Short exercise: Exactly as written, retype the listing below, omitting the pictures.

Material provided:
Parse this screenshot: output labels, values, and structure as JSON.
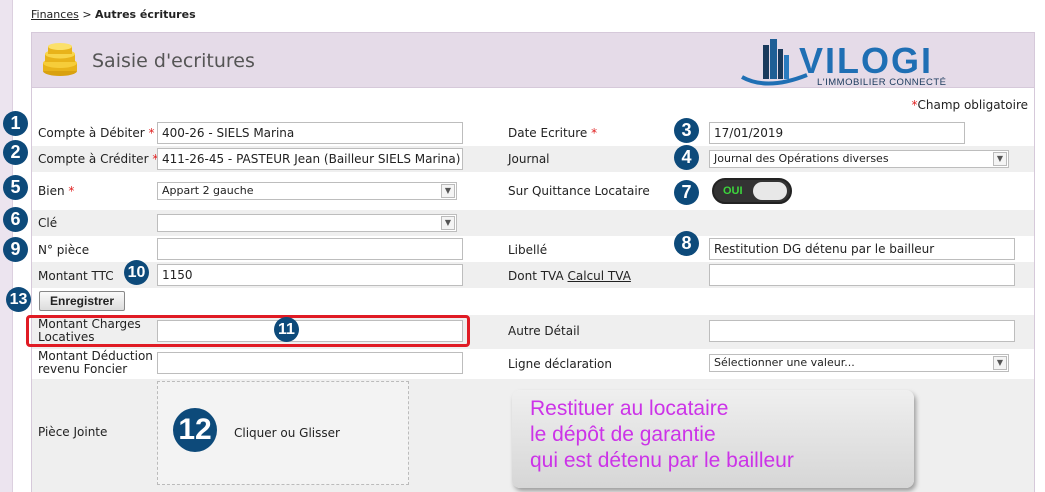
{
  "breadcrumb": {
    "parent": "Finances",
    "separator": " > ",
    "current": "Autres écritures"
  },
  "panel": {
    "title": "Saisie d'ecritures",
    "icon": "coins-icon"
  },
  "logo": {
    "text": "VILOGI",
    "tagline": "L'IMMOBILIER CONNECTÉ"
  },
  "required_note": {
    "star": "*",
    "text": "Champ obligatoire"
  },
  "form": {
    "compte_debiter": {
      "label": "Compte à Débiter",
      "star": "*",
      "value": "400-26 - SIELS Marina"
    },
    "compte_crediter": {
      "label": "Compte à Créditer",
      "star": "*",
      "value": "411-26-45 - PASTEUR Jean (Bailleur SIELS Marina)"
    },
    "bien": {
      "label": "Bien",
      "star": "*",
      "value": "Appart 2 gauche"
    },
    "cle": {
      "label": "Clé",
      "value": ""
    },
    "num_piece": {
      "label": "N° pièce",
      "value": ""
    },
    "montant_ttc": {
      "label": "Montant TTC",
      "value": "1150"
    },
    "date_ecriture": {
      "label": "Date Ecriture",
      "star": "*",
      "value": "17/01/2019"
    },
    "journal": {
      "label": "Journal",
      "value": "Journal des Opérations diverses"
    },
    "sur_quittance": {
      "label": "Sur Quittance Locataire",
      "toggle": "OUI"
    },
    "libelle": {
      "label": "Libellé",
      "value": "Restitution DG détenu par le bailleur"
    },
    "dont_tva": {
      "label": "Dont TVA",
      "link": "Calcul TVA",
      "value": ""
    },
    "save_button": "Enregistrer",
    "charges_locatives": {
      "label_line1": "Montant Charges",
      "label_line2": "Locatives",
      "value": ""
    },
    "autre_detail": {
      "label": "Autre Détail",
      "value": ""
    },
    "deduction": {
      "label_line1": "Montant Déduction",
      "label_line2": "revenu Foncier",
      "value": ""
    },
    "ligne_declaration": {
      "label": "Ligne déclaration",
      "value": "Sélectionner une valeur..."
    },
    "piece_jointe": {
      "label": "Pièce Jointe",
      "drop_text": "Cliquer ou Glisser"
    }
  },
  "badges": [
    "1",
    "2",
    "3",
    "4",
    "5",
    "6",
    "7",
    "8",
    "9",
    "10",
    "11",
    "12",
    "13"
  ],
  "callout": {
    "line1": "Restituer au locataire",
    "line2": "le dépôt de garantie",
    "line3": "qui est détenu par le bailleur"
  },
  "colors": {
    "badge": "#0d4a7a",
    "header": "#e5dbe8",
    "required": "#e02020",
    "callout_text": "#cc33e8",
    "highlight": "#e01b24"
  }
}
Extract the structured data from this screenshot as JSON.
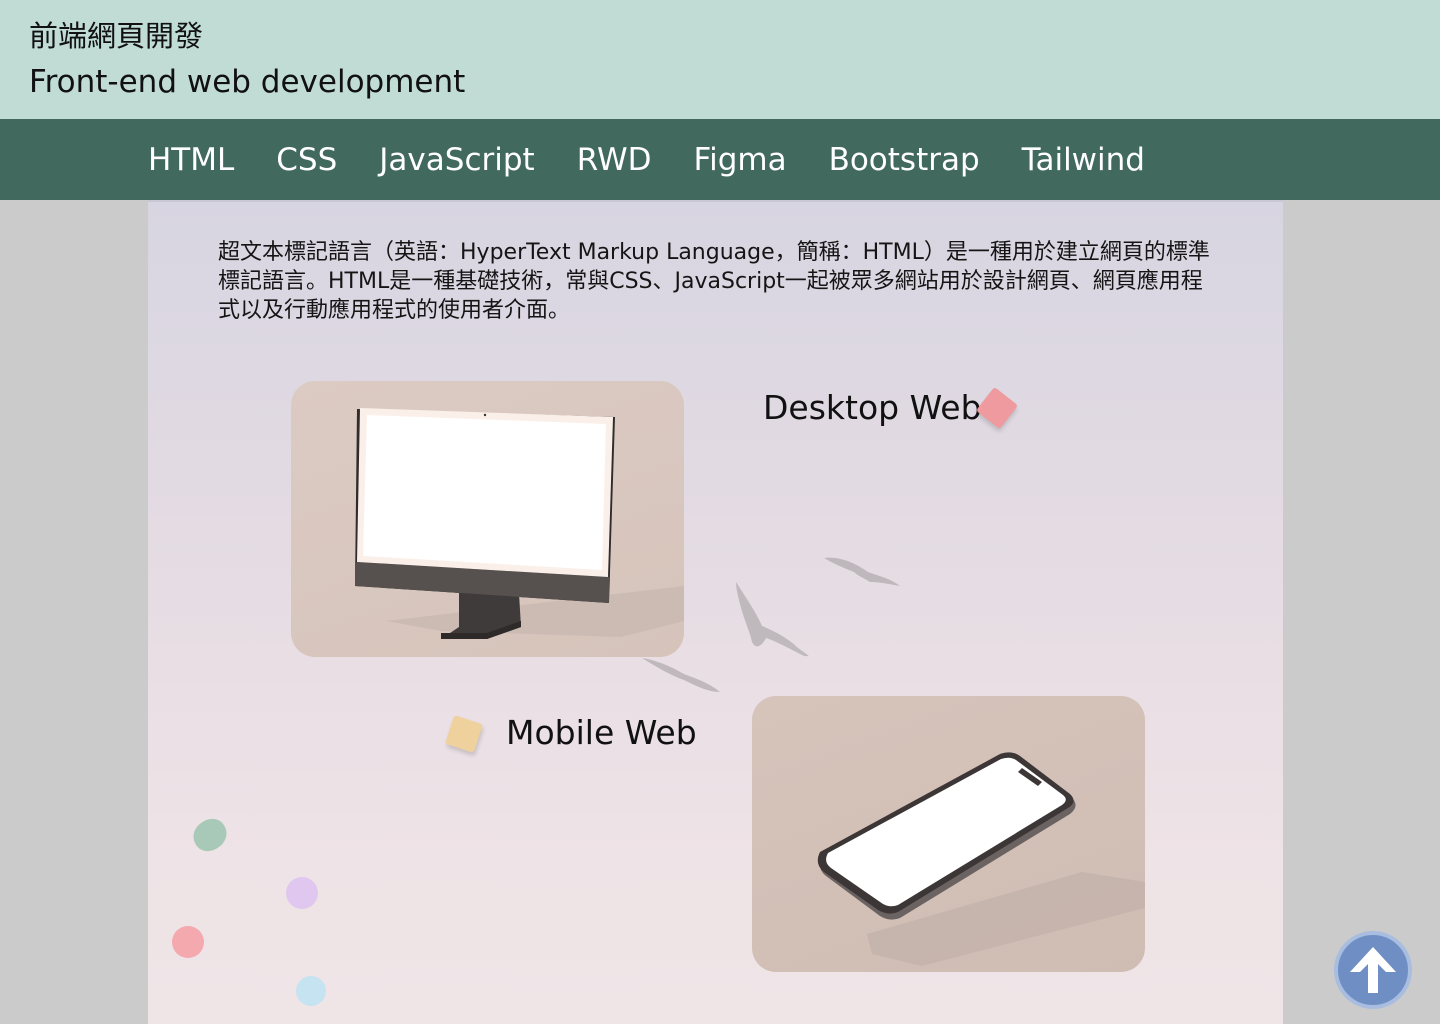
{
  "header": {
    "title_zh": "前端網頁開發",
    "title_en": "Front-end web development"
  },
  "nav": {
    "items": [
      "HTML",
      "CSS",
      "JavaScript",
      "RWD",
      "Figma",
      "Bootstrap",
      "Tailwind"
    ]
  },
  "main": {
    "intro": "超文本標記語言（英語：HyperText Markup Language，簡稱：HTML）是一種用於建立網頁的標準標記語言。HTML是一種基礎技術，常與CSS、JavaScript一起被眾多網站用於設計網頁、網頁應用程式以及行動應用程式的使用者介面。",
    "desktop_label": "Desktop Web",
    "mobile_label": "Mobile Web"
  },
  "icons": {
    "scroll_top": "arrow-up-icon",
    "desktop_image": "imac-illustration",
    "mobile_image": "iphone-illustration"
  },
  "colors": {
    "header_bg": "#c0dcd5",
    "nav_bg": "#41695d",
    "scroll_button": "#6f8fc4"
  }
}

Answer to this exercise:
Parse this screenshot: output labels, values, and structure as JSON.
{
  "breadcrumb": {
    "parent": "Finances",
    "separator": " > ",
    "current": "Autres écritures"
  },
  "panel": {
    "title": "Saisie d'ecritures",
    "icon": "coins-icon"
  },
  "logo": {
    "text": "VILOGI",
    "tagline": "L'IMMOBILIER CONNECTÉ"
  },
  "required_note": {
    "star": "*",
    "text": "Champ obligatoire"
  },
  "form": {
    "compte_debiter": {
      "label": "Compte à Débiter",
      "star": "*",
      "value": "400-26 - SIELS Marina"
    },
    "compte_crediter": {
      "label": "Compte à Créditer",
      "star": "*",
      "value": "411-26-45 - PASTEUR Jean (Bailleur SIELS Marina)"
    },
    "bien": {
      "label": "Bien",
      "star": "*",
      "value": "Appart 2 gauche"
    },
    "cle": {
      "label": "Clé",
      "value": ""
    },
    "num_piece": {
      "label": "N° pièce",
      "value": ""
    },
    "montant_ttc": {
      "label": "Montant TTC",
      "value": "1150"
    },
    "date_ecriture": {
      "label": "Date Ecriture",
      "star": "*",
      "value": "17/01/2019"
    },
    "journal": {
      "label": "Journal",
      "value": "Journal des Opérations diverses"
    },
    "sur_quittance": {
      "label": "Sur Quittance Locataire",
      "toggle": "OUI"
    },
    "libelle": {
      "label": "Libellé",
      "value": "Restitution DG détenu par le bailleur"
    },
    "dont_tva": {
      "label": "Dont TVA",
      "link": "Calcul TVA",
      "value": ""
    },
    "save_button": "Enregistrer",
    "charges_locatives": {
      "label_line1": "Montant Charges",
      "label_line2": "Locatives",
      "value": ""
    },
    "autre_detail": {
      "label": "Autre Détail",
      "value": ""
    },
    "deduction": {
      "label_line1": "Montant Déduction",
      "label_line2": "revenu Foncier",
      "value": ""
    },
    "ligne_declaration": {
      "label": "Ligne déclaration",
      "value": "Sélectionner une valeur..."
    },
    "piece_jointe": {
      "label": "Pièce Jointe",
      "drop_text": "Cliquer ou Glisser"
    }
  },
  "badges": [
    "1",
    "2",
    "3",
    "4",
    "5",
    "6",
    "7",
    "8",
    "9",
    "10",
    "11",
    "12",
    "13"
  ],
  "callout": {
    "line1": "Restituer au locataire",
    "line2": "le dépôt de garantie",
    "line3": "qui est détenu par le bailleur"
  },
  "colors": {
    "badge": "#0d4a7a",
    "header": "#e5dbe8",
    "required": "#e02020",
    "callout_text": "#cc33e8",
    "highlight": "#e01b24"
  }
}
Extract the structured data from this screenshot as JSON.
{
  "header": {
    "title_zh": "前端網頁開發",
    "title_en": "Front-end web development"
  },
  "nav": {
    "items": [
      "HTML",
      "CSS",
      "JavaScript",
      "RWD",
      "Figma",
      "Bootstrap",
      "Tailwind"
    ]
  },
  "main": {
    "intro": "超文本標記語言（英語：HyperText Markup Language，簡稱：HTML）是一種用於建立網頁的標準標記語言。HTML是一種基礎技術，常與CSS、JavaScript一起被眾多網站用於設計網頁、網頁應用程式以及行動應用程式的使用者介面。",
    "desktop_label": "Desktop Web",
    "mobile_label": "Mobile Web"
  },
  "icons": {
    "scroll_top": "arrow-up-icon",
    "desktop_image": "imac-illustration",
    "mobile_image": "iphone-illustration"
  },
  "colors": {
    "header_bg": "#c0dcd5",
    "nav_bg": "#41695d",
    "scroll_button": "#6f8fc4"
  }
}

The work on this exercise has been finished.